RAW RECORDS:
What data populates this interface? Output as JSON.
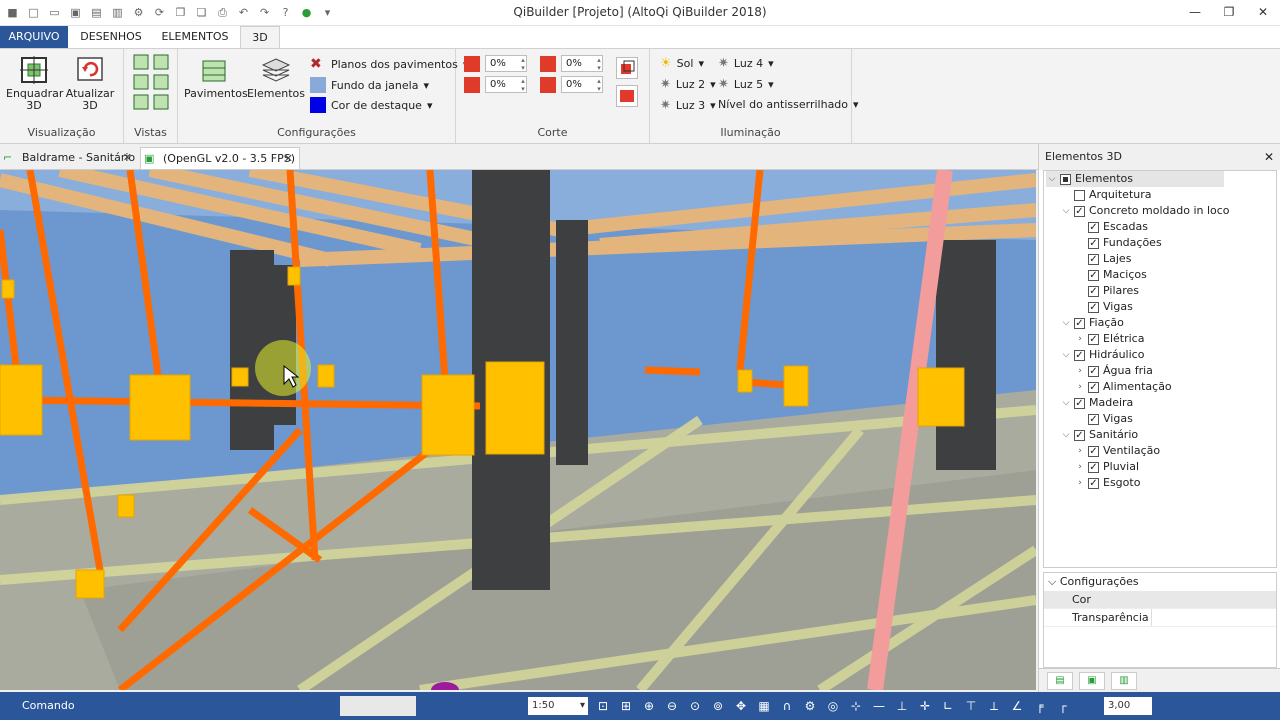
{
  "app_title": "QiBuilder [Projeto] (AltoQi QiBuilder 2018)",
  "qat_icons": [
    "app-icon",
    "new-icon",
    "open-icon",
    "close-file-icon",
    "save-icon",
    "print-icon",
    "settings-icon",
    "undo-icon",
    "redo-icon",
    "help-icon",
    "update-icon",
    "dropdown-icon"
  ],
  "ribbon_tabs": [
    {
      "label": "ARQUIVO"
    },
    {
      "label": "DESENHOS"
    },
    {
      "label": "ELEMENTOS"
    },
    {
      "label": "3D"
    }
  ],
  "groups": {
    "visualizacao": {
      "label": "Visualização",
      "enquadrar": "Enquadrar 3D",
      "atualizar": "Atualizar 3D"
    },
    "vistas": {
      "label": "Vistas"
    },
    "configuracoes": {
      "label": "Configurações",
      "pavimentos": "Pavimentos",
      "elementos": "Elementos",
      "planos": "Planos dos pavimentos",
      "fundo": "Fundo da janela",
      "cor": "Cor de destaque"
    },
    "corte": {
      "label": "Corte",
      "v1": "0%",
      "v2": "0%",
      "v3": "0%",
      "v4": "0%"
    },
    "iluminacao": {
      "label": "Iluminação",
      "sol": "Sol",
      "luz2": "Luz 2",
      "luz3": "Luz 3",
      "luz4": "Luz 4",
      "luz5": "Luz 5",
      "antialias": "Nível do antisserrilhado"
    }
  },
  "doc_tabs": [
    {
      "label": "Baldrame - Sanitário"
    },
    {
      "label": "(OpenGL v2.0 - 3.5 FPS)"
    }
  ],
  "panel": {
    "title": "Elementos 3D",
    "tree": [
      {
        "label": "Elementos"
      },
      {
        "label": "Arquitetura"
      },
      {
        "label": "Concreto moldado in loco"
      },
      {
        "label": "Escadas"
      },
      {
        "label": "Fundações"
      },
      {
        "label": "Lajes"
      },
      {
        "label": "Maciços"
      },
      {
        "label": "Pilares"
      },
      {
        "label": "Vigas"
      },
      {
        "label": "Fiação"
      },
      {
        "label": "Elétrica"
      },
      {
        "label": "Hidráulico"
      },
      {
        "label": "Água fria"
      },
      {
        "label": "Alimentação"
      },
      {
        "label": "Madeira"
      },
      {
        "label": "Vigas"
      },
      {
        "label": "Sanitário"
      },
      {
        "label": "Ventilação"
      },
      {
        "label": "Pluvial"
      },
      {
        "label": "Esgoto"
      }
    ],
    "config": {
      "title": "Configurações",
      "row1": "Cor",
      "row2": "Transparência"
    }
  },
  "status": {
    "command": "Comando",
    "scale": "1:50",
    "zoom": "3,00"
  },
  "colors": {
    "accent": "#2b579a",
    "pipe": "#ff6a00",
    "box": "#ffc000",
    "sky": "#6d97cf"
  }
}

TASK GOAL:
Exact duplication of all the records is required; pictures are omitted from the copy.

REPLY:
What data populates this interface? Output as JSON.
{
  "app_title": "QiBuilder [Projeto] (AltoQi QiBuilder 2018)",
  "qat_icons": [
    "app-icon",
    "new-icon",
    "open-icon",
    "close-file-icon",
    "save-icon",
    "print-icon",
    "settings-icon",
    "undo-icon",
    "redo-icon",
    "help-icon",
    "update-icon",
    "dropdown-icon"
  ],
  "ribbon_tabs": [
    {
      "label": "ARQUIVO"
    },
    {
      "label": "DESENHOS"
    },
    {
      "label": "ELEMENTOS"
    },
    {
      "label": "3D"
    }
  ],
  "groups": {
    "visualizacao": {
      "label": "Visualização",
      "enquadrar": "Enquadrar 3D",
      "atualizar": "Atualizar 3D"
    },
    "vistas": {
      "label": "Vistas"
    },
    "configuracoes": {
      "label": "Configurações",
      "pavimentos": "Pavimentos",
      "elementos": "Elementos",
      "planos": "Planos dos pavimentos",
      "fundo": "Fundo da janela",
      "cor": "Cor de destaque"
    },
    "corte": {
      "label": "Corte",
      "v1": "0%",
      "v2": "0%",
      "v3": "0%",
      "v4": "0%"
    },
    "iluminacao": {
      "label": "Iluminação",
      "sol": "Sol",
      "luz2": "Luz 2",
      "luz3": "Luz 3",
      "luz4": "Luz 4",
      "luz5": "Luz 5",
      "antialias": "Nível do antisserrilhado"
    }
  },
  "doc_tabs": [
    {
      "label": "Baldrame - Sanitário"
    },
    {
      "label": "(OpenGL v2.0 - 3.5 FPS)"
    }
  ],
  "panel": {
    "title": "Elementos 3D",
    "tree": [
      {
        "label": "Elementos"
      },
      {
        "label": "Arquitetura"
      },
      {
        "label": "Concreto moldado in loco"
      },
      {
        "label": "Escadas"
      },
      {
        "label": "Fundações"
      },
      {
        "label": "Lajes"
      },
      {
        "label": "Maciços"
      },
      {
        "label": "Pilares"
      },
      {
        "label": "Vigas"
      },
      {
        "label": "Fiação"
      },
      {
        "label": "Elétrica"
      },
      {
        "label": "Hidráulico"
      },
      {
        "label": "Água fria"
      },
      {
        "label": "Alimentação"
      },
      {
        "label": "Madeira"
      },
      {
        "label": "Vigas"
      },
      {
        "label": "Sanitário"
      },
      {
        "label": "Ventilação"
      },
      {
        "label": "Pluvial"
      },
      {
        "label": "Esgoto"
      }
    ],
    "config": {
      "title": "Configurações",
      "row1": "Cor",
      "row2": "Transparência"
    }
  },
  "status": {
    "command": "Comando",
    "scale": "1:50",
    "zoom": "3,00"
  },
  "colors": {
    "accent": "#2b579a",
    "pipe": "#ff6a00",
    "box": "#ffc000",
    "sky": "#6d97cf"
  }
}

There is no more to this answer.